→ **Given task**: All lines in which the word "Francesco" occurs are to be extracted.

→ **Entries shown**:
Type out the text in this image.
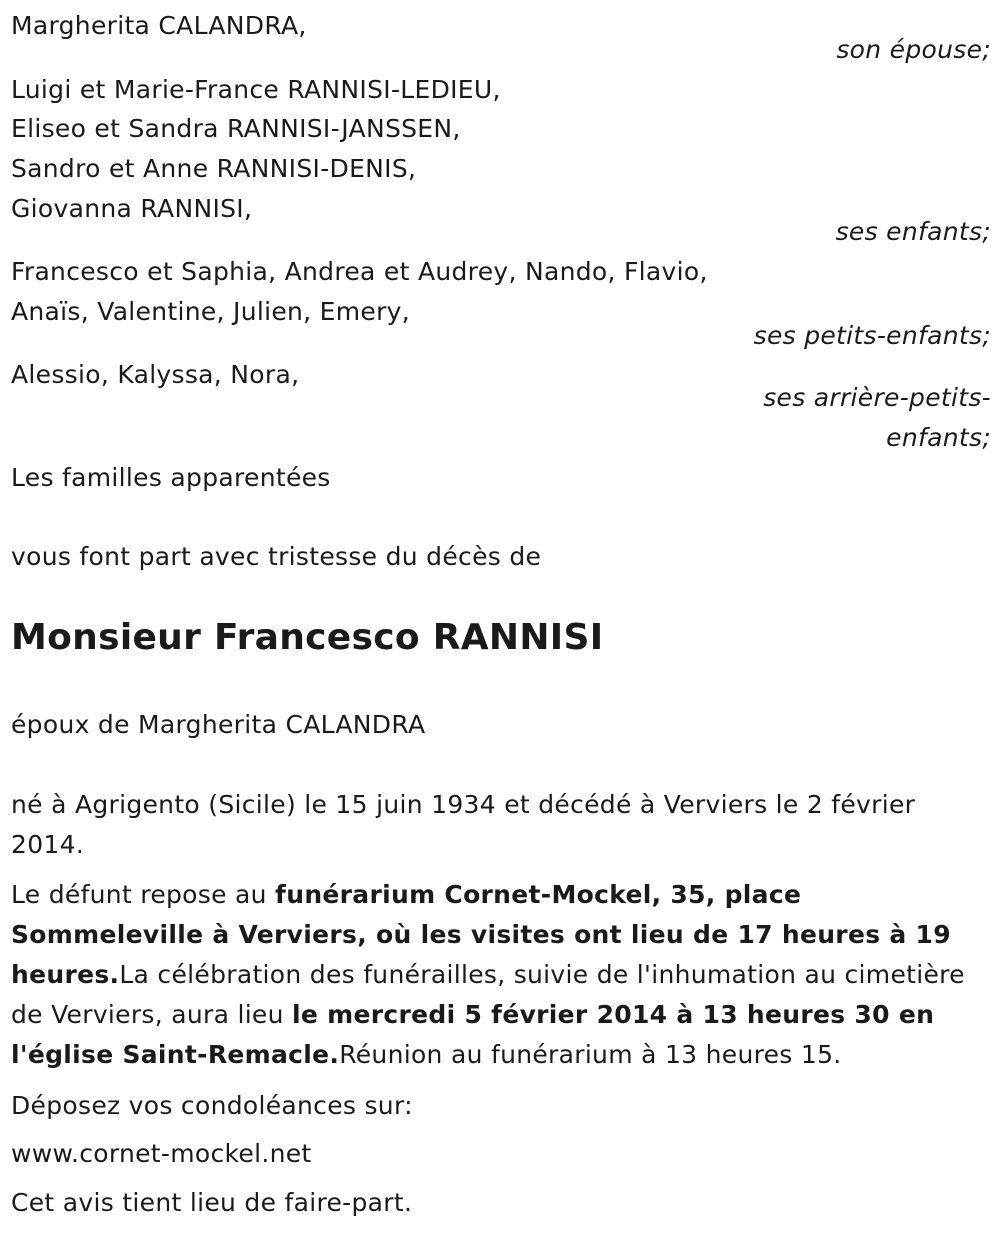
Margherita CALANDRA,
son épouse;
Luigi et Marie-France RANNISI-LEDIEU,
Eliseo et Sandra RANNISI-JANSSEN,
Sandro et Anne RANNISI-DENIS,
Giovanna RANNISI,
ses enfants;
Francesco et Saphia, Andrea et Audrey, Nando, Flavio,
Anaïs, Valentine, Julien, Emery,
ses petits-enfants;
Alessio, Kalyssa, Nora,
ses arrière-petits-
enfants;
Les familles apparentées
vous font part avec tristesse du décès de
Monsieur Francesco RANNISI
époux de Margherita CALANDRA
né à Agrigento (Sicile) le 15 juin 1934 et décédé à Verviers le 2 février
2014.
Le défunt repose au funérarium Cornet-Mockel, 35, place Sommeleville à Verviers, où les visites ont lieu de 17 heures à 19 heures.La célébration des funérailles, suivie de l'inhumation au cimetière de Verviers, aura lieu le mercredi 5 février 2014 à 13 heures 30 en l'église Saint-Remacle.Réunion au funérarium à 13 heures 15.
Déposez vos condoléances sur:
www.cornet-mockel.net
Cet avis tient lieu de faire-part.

==

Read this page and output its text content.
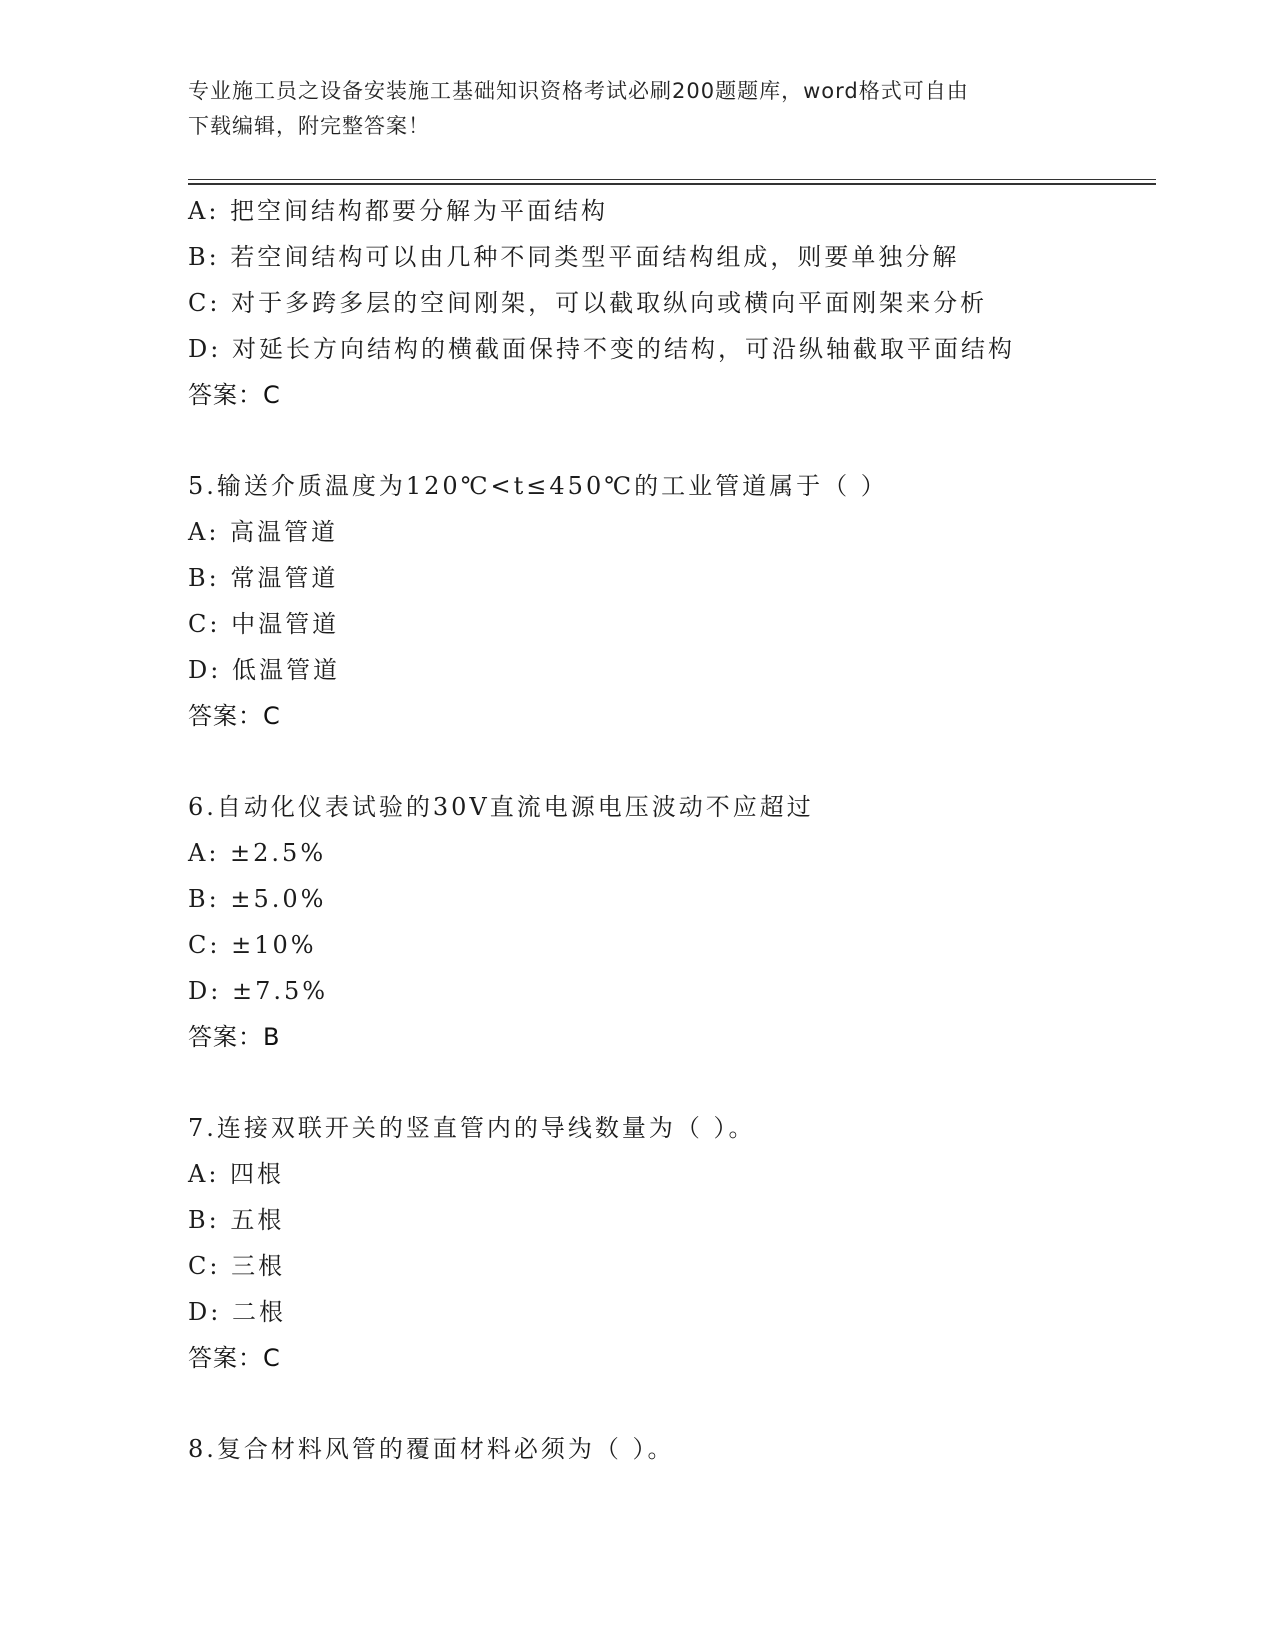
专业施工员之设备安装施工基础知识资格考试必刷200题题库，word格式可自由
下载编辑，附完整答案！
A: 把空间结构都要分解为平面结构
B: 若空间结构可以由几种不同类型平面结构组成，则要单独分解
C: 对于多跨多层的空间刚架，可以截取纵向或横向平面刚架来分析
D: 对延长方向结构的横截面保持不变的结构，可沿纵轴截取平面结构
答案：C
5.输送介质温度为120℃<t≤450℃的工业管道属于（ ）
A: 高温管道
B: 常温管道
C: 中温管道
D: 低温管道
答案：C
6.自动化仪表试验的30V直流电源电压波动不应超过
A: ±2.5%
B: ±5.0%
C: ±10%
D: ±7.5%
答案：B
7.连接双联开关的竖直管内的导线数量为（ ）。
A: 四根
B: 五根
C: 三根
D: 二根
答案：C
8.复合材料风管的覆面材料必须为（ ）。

→ **Answer**:
Francesco et Saphia, Andrea et Audrey, Nando, Flavio,
Monsieur Francesco RANNISI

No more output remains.